>> START PROVIDED MATERIAL

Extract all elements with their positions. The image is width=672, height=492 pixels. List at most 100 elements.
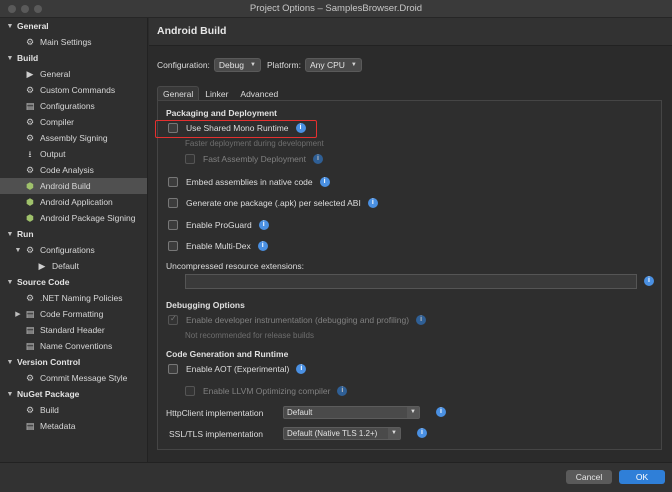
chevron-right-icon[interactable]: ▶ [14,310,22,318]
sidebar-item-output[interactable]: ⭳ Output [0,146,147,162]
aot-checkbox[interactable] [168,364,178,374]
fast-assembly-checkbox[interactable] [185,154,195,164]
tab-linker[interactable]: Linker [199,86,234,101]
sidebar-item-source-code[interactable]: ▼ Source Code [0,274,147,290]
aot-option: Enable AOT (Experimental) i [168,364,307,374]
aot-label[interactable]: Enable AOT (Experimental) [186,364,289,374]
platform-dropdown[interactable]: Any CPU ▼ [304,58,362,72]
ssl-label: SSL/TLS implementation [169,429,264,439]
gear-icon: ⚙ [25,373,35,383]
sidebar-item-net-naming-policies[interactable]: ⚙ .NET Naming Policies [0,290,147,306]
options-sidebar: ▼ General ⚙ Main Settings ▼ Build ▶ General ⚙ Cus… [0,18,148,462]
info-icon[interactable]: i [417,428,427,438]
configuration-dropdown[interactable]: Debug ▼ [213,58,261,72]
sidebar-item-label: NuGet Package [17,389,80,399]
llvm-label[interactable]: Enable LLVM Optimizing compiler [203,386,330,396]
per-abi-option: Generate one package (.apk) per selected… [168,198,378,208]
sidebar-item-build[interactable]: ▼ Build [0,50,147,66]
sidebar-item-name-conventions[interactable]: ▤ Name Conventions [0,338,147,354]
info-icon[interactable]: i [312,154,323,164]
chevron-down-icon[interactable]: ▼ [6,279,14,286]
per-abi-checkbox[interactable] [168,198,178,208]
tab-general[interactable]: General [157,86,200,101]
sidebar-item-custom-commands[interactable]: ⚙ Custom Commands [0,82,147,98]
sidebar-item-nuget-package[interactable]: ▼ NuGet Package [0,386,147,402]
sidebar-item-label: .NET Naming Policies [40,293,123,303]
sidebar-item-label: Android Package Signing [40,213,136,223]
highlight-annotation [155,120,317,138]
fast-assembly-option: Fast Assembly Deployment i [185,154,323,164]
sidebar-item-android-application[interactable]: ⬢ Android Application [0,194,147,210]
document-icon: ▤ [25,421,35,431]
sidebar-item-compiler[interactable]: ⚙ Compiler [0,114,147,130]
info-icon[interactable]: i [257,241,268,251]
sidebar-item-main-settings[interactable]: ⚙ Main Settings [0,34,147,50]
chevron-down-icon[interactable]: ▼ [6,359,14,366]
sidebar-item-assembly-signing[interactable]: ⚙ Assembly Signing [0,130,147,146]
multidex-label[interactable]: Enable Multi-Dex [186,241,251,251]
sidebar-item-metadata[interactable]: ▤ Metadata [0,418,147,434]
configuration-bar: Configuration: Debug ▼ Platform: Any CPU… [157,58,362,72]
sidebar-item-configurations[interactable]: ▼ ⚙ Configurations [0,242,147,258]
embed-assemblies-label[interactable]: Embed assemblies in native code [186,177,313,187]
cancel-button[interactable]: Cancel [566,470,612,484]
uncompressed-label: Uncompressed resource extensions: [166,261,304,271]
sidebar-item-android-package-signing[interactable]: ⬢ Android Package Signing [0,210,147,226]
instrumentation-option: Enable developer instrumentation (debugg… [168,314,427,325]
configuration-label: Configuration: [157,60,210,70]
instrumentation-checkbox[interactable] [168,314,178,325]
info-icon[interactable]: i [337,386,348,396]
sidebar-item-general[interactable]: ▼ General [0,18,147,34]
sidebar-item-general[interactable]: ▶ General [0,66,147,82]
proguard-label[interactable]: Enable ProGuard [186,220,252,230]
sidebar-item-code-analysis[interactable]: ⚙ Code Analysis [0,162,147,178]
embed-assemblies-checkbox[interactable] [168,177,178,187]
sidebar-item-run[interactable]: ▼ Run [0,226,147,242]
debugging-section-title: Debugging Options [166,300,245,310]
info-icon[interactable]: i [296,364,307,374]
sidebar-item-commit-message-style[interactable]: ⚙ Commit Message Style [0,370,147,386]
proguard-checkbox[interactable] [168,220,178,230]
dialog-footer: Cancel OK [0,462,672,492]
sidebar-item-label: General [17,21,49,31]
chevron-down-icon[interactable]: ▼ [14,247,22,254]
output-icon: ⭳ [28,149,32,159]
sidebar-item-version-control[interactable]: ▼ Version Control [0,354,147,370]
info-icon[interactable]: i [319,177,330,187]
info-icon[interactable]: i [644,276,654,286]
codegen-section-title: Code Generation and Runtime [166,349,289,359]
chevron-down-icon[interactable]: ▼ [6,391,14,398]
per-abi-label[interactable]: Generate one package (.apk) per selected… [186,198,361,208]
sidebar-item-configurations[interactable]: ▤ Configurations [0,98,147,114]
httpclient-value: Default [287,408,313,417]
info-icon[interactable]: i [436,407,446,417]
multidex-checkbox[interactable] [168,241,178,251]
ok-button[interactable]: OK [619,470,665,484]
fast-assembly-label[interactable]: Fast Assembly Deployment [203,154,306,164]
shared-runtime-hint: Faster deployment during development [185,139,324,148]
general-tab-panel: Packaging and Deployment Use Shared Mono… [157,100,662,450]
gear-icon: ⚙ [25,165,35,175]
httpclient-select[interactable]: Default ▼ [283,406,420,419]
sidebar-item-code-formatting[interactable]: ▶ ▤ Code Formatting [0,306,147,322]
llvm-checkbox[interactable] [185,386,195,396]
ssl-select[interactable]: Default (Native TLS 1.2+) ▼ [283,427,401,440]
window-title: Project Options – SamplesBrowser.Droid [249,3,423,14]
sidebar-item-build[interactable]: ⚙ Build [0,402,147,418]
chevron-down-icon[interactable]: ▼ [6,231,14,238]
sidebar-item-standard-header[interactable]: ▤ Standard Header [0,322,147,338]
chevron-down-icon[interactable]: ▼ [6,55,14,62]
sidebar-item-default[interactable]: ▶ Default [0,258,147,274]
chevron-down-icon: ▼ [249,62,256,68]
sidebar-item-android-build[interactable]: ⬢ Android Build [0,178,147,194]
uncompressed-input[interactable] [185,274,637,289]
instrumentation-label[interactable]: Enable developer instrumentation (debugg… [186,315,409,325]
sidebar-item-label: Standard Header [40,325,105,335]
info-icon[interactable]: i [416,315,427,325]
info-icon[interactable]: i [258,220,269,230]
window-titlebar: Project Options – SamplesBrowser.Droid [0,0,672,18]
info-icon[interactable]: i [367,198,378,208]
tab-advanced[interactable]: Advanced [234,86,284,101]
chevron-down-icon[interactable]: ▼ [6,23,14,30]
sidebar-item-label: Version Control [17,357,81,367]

>> END PROVIDED MATERIAL
>> START PROVIDED MATERIAL

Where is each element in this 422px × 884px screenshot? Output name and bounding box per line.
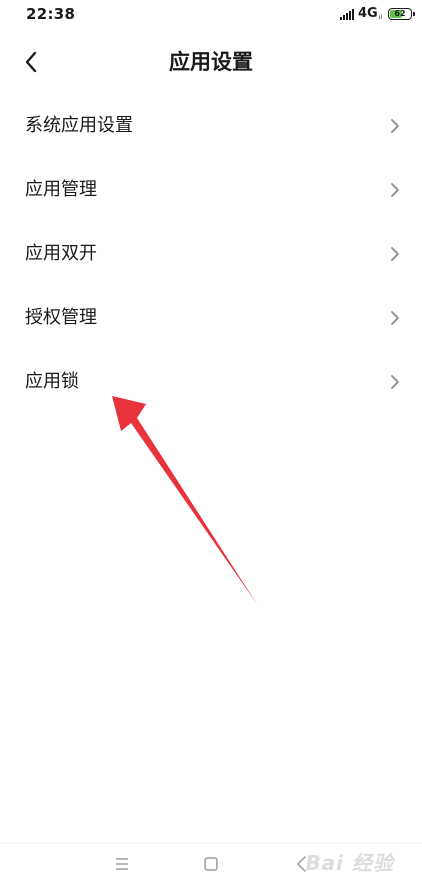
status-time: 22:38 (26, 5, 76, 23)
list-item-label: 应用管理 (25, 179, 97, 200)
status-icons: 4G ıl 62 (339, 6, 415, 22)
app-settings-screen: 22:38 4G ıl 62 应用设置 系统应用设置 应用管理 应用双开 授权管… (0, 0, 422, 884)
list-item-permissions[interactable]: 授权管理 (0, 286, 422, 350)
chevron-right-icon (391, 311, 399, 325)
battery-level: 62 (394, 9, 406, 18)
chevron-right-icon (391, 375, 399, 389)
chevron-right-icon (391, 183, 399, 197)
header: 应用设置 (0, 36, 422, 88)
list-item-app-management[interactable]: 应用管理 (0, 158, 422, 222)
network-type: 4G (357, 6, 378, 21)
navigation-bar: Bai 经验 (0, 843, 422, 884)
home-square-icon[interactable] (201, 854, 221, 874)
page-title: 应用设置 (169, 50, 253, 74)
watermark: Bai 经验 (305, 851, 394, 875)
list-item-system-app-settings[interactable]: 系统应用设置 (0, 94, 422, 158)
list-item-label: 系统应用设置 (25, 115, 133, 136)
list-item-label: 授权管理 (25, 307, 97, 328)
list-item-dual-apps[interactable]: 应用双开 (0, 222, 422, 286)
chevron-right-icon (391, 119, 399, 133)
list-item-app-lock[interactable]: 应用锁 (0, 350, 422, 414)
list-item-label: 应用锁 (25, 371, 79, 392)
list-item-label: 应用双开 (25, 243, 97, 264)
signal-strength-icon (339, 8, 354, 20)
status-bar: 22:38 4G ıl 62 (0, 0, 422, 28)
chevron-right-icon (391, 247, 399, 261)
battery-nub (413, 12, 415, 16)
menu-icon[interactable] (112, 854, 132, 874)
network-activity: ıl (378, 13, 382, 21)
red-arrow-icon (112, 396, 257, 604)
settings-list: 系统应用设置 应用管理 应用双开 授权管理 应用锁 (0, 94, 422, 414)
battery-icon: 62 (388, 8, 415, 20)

>> END PROVIDED MATERIAL

* _EXERCISE DETAILS_
Reproduce the data verbatim, starting with the line that contains "chevron-right-icon[interactable]: ▶ [14,310,22,318]" and continuing through the line that contains "aot-option: Enable AOT", and output only those lines.

* _TASK SOLUTION_
chevron-right-icon[interactable]: ▶ [14,310,22,318]
sidebar-item-output[interactable]: ⭳ Output [0,146,147,162]
aot-checkbox[interactable] [168,364,178,374]
fast-assembly-checkbox[interactable] [185,154,195,164]
tab-linker[interactable]: Linker [199,86,234,101]
sidebar-item-source-code[interactable]: ▼ Source Code [0,274,147,290]
aot-option: Enable AOT (Experimental) i [168,364,307,374]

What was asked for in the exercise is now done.